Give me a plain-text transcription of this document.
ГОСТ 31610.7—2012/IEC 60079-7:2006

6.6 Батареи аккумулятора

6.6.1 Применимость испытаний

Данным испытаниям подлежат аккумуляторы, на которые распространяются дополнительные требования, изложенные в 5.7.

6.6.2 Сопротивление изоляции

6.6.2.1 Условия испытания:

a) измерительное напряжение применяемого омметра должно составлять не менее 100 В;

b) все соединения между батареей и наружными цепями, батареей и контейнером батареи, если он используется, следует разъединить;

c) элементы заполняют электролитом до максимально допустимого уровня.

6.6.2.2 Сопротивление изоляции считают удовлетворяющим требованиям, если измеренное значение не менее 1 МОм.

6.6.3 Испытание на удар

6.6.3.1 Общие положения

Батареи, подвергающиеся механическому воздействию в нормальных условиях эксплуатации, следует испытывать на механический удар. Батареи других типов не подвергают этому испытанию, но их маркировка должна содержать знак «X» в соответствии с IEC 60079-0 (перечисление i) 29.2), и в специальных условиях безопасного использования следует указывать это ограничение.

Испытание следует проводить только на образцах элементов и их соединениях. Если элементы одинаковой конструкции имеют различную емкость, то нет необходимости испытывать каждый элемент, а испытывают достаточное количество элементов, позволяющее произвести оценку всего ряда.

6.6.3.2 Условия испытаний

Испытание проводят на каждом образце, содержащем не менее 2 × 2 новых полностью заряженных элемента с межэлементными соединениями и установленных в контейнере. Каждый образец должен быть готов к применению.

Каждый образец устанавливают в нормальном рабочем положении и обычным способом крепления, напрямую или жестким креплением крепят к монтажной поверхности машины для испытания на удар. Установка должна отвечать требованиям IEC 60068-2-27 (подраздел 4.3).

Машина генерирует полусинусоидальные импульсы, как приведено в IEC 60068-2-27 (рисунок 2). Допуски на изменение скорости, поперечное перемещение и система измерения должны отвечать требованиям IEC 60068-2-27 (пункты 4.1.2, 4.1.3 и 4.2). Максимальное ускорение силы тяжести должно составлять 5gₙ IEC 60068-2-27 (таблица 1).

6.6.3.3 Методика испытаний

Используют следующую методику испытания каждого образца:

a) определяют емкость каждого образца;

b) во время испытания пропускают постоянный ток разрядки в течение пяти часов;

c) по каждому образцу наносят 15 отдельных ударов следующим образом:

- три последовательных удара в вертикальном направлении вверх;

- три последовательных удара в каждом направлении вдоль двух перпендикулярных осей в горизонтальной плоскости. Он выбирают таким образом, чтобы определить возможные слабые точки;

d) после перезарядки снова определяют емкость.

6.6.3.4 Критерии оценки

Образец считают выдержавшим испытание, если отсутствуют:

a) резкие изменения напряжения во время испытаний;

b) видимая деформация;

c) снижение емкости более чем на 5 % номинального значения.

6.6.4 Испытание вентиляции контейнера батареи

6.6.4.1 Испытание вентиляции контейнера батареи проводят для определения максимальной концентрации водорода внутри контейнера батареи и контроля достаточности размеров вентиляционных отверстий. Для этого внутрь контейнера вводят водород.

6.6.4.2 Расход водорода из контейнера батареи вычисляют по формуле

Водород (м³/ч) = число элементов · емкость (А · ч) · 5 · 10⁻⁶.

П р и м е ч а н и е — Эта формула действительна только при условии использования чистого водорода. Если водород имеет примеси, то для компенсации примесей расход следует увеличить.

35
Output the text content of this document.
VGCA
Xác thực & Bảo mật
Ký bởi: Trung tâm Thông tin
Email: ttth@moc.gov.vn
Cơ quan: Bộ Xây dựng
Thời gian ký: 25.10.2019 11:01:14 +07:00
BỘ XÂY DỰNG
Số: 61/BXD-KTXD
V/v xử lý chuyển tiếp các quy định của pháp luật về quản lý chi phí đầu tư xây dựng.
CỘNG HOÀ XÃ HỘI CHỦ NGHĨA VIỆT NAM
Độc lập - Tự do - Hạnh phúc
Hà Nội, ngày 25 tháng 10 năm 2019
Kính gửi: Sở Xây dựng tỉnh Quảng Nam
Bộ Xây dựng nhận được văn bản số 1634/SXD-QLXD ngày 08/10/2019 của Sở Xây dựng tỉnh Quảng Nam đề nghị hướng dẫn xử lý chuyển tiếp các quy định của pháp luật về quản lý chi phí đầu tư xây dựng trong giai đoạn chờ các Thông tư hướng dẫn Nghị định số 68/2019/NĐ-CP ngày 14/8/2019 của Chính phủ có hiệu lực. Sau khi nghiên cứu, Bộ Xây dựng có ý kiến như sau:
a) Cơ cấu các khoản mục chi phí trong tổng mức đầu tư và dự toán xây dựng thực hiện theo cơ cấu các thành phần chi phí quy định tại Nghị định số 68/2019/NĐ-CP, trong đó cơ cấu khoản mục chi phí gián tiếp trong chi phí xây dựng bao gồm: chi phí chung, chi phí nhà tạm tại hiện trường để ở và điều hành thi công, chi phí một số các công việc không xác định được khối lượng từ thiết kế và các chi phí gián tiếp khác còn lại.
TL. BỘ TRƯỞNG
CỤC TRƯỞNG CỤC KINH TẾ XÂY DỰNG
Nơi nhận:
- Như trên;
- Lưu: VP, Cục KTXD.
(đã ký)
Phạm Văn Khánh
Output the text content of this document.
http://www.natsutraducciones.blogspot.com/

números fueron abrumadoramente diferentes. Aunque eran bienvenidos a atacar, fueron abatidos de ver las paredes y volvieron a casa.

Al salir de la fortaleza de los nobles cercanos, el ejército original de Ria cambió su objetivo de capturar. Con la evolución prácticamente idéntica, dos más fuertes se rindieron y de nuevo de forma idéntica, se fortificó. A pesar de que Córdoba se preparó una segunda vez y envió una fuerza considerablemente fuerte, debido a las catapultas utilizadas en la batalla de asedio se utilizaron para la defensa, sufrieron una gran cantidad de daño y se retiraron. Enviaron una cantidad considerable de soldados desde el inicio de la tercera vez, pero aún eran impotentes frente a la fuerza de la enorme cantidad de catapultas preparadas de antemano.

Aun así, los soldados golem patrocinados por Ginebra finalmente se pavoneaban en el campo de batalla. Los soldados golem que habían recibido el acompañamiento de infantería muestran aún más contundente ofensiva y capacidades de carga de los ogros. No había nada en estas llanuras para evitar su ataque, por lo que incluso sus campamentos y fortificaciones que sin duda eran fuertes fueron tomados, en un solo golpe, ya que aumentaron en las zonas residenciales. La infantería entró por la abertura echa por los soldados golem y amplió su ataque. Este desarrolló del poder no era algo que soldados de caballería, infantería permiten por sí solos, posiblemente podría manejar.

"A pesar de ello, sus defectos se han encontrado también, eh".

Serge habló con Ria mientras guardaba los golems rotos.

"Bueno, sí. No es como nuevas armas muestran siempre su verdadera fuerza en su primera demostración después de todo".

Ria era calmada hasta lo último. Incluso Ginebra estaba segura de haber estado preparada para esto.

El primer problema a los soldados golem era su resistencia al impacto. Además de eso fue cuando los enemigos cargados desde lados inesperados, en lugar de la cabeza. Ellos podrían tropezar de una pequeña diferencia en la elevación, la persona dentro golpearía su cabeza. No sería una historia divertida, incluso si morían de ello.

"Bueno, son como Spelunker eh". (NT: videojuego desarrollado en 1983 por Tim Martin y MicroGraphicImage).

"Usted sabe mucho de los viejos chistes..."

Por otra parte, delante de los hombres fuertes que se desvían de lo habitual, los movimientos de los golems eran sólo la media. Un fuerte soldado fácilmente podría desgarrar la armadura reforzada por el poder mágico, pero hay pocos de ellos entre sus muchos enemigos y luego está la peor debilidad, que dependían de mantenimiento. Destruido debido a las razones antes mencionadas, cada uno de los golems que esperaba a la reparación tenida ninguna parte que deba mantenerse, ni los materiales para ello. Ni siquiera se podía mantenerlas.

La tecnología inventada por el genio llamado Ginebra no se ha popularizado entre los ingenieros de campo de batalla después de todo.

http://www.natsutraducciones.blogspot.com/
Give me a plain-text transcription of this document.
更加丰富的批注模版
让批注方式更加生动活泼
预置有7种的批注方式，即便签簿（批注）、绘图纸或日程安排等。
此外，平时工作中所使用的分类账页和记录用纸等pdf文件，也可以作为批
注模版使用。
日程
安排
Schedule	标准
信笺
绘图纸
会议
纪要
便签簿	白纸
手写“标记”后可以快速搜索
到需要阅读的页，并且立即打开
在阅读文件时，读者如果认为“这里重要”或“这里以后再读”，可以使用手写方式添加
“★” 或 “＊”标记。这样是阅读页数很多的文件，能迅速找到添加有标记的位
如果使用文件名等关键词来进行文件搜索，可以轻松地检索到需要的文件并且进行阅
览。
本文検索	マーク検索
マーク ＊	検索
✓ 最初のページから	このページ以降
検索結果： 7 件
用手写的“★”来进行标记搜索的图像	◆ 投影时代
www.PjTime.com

◆ **What the task asks**
Sift the material for lines with the string "todo". Copy each one found.

◆ **Exercise response**
"Bueno, sí. No es como nuevas armas muestran siempre su verdadera fuerza en su primera demostración después de todo".
La tecnología inventada por el genio llamado Ginebra no se ha popularizado entre los ingenieros de campo de batalla después de todo.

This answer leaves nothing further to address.